> Input rows:
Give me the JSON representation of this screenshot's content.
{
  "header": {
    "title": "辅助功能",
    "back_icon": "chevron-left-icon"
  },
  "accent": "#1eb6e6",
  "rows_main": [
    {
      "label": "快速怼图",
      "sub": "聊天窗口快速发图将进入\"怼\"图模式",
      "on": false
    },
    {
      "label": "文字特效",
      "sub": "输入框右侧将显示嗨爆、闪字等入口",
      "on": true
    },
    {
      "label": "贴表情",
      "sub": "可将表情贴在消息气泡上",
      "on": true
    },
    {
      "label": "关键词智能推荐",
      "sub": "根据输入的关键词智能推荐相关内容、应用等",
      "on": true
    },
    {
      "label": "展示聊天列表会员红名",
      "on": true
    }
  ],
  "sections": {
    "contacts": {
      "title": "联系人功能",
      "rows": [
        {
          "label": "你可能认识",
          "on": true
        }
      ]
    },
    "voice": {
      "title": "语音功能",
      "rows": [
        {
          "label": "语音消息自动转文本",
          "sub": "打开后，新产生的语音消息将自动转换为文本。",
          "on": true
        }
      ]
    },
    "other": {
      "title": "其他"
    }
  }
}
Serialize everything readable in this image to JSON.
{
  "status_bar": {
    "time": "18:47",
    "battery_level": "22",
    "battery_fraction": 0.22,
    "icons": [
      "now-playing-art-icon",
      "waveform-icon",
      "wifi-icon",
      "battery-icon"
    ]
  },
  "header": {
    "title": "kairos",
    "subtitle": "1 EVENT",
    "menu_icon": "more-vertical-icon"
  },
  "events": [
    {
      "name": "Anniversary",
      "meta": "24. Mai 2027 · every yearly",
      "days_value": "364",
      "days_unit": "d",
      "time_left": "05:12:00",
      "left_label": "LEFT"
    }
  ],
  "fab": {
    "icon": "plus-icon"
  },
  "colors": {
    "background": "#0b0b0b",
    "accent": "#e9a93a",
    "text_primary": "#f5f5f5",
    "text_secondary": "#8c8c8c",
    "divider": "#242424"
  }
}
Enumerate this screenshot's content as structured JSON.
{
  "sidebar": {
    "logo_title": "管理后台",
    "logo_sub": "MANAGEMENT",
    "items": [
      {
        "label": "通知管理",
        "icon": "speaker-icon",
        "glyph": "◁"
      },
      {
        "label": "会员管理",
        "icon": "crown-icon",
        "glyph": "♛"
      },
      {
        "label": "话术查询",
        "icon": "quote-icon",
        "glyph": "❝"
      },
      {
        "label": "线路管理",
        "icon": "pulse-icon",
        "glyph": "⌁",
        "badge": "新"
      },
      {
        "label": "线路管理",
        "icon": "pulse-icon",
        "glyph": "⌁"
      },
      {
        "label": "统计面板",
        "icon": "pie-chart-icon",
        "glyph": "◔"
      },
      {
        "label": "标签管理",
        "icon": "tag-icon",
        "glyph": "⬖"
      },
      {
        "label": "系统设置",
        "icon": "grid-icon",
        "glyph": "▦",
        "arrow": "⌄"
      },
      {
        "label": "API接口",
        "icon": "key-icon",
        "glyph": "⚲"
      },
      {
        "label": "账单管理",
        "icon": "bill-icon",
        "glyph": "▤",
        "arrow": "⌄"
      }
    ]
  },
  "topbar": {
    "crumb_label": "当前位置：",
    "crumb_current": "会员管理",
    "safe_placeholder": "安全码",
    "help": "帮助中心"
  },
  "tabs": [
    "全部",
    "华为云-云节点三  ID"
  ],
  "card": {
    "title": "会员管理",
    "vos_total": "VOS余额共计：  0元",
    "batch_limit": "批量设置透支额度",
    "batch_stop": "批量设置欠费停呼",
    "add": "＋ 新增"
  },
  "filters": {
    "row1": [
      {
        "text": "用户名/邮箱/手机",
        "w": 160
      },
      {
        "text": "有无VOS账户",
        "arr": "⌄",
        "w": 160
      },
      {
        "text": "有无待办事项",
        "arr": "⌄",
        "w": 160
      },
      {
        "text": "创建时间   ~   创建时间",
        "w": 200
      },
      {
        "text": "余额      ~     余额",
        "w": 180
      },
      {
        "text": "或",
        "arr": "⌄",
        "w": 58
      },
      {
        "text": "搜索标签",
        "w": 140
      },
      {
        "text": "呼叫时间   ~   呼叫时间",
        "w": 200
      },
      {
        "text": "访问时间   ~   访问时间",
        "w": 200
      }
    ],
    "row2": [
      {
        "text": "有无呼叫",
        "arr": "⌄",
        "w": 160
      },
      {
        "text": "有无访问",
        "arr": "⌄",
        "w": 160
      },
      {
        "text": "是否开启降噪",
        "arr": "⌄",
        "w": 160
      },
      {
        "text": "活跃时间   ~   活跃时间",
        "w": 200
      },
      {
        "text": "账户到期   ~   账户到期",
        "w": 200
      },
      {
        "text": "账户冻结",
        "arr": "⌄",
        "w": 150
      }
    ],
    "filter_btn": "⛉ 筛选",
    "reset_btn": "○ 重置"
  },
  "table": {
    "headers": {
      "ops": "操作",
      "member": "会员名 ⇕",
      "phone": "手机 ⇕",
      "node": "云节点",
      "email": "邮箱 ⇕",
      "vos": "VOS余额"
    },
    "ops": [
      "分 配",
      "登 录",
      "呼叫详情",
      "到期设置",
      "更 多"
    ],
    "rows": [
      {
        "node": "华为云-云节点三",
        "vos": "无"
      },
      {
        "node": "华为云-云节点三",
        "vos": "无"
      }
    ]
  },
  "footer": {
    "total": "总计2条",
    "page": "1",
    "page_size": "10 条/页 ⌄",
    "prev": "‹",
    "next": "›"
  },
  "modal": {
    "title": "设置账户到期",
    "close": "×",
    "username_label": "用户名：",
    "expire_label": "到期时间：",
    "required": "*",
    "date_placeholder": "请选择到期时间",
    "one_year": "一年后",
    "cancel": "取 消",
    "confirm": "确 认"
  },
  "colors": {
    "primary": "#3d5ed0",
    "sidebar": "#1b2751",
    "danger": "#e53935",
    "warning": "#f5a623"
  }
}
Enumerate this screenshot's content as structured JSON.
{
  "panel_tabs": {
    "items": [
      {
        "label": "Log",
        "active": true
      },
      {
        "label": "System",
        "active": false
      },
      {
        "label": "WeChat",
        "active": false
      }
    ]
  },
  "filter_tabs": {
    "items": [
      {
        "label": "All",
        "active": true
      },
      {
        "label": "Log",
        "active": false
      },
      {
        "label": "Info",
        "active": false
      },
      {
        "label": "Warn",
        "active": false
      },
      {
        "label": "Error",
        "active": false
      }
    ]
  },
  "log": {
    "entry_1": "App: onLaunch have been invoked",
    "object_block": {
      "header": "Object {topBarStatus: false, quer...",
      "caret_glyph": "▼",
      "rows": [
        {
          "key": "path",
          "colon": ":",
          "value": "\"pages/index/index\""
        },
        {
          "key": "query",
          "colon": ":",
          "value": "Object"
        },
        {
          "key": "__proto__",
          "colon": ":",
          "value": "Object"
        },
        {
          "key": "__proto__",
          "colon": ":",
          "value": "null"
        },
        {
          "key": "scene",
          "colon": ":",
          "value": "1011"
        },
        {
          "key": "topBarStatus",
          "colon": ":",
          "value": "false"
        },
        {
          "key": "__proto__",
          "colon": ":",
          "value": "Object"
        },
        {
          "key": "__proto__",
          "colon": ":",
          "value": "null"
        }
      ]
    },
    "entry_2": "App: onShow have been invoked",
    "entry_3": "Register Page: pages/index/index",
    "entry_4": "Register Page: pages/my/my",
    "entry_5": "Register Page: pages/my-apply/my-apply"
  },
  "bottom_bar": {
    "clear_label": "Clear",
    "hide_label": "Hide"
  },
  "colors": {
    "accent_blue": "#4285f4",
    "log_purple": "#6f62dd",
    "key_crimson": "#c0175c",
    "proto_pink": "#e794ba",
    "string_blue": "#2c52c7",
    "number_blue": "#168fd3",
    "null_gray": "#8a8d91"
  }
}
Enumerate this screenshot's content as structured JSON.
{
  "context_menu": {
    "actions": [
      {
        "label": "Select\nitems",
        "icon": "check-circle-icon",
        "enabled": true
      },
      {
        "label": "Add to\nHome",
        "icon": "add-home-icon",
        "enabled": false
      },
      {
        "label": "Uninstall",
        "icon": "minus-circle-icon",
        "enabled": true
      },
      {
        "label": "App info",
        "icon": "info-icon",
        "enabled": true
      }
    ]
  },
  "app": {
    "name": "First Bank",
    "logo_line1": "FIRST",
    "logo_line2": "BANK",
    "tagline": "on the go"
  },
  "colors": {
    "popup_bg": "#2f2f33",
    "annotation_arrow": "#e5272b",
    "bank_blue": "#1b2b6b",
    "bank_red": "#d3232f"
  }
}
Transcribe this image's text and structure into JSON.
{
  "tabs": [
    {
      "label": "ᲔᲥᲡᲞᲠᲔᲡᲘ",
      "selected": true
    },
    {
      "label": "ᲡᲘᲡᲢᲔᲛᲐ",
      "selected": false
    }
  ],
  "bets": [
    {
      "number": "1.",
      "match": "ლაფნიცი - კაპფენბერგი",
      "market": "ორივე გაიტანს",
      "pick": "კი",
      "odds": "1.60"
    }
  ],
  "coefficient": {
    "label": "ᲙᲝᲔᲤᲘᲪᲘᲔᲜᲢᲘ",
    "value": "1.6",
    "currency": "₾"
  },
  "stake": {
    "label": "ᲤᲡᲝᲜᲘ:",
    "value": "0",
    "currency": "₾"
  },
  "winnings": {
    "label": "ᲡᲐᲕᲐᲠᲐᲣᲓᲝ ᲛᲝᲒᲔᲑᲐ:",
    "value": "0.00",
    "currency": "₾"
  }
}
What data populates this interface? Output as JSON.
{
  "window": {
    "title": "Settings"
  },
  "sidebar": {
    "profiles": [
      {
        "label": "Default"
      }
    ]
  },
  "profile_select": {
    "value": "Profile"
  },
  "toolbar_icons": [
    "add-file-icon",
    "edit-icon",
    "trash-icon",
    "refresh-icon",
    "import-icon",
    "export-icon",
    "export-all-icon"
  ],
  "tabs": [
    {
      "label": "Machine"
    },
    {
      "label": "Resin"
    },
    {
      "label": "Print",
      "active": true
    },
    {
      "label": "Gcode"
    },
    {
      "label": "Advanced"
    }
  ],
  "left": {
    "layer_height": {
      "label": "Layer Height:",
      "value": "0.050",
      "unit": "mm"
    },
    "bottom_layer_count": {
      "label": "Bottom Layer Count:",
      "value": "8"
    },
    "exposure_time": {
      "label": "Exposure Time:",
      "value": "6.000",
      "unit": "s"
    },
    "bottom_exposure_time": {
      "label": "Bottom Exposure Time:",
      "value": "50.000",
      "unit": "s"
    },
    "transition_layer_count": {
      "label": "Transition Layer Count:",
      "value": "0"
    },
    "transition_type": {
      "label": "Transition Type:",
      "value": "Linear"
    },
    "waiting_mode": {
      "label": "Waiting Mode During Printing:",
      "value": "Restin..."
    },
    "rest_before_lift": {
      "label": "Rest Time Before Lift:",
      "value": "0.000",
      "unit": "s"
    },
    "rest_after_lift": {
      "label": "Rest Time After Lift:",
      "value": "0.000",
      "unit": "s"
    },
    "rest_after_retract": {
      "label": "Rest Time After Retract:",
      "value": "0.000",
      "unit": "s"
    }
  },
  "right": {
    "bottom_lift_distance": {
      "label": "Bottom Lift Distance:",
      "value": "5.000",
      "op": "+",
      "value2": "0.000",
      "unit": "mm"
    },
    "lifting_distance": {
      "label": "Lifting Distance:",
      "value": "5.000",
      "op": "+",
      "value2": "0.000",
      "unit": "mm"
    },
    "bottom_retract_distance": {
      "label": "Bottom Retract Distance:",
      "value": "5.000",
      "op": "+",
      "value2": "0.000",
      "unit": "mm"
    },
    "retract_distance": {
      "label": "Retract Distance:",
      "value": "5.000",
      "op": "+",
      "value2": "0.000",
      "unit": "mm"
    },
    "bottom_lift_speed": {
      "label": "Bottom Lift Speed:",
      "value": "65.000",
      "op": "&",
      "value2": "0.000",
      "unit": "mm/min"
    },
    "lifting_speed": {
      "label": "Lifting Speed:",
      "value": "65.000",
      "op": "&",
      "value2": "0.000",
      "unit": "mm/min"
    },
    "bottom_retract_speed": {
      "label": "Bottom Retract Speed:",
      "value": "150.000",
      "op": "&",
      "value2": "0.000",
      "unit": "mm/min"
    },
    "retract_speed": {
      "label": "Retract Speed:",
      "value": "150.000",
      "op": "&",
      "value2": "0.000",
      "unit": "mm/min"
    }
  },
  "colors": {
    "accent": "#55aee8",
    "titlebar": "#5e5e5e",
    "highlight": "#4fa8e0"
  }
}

> Description of the task: Copy in full each line that holds the word "pages".

> Problem solution:
          "value": "\"pages/index/index\""
    "entry_3": "Register Page: pages/index/index",
    "entry_4": "Register Page: pages/my/my",
    "entry_5": "Register Page: pages/my-apply/my-apply"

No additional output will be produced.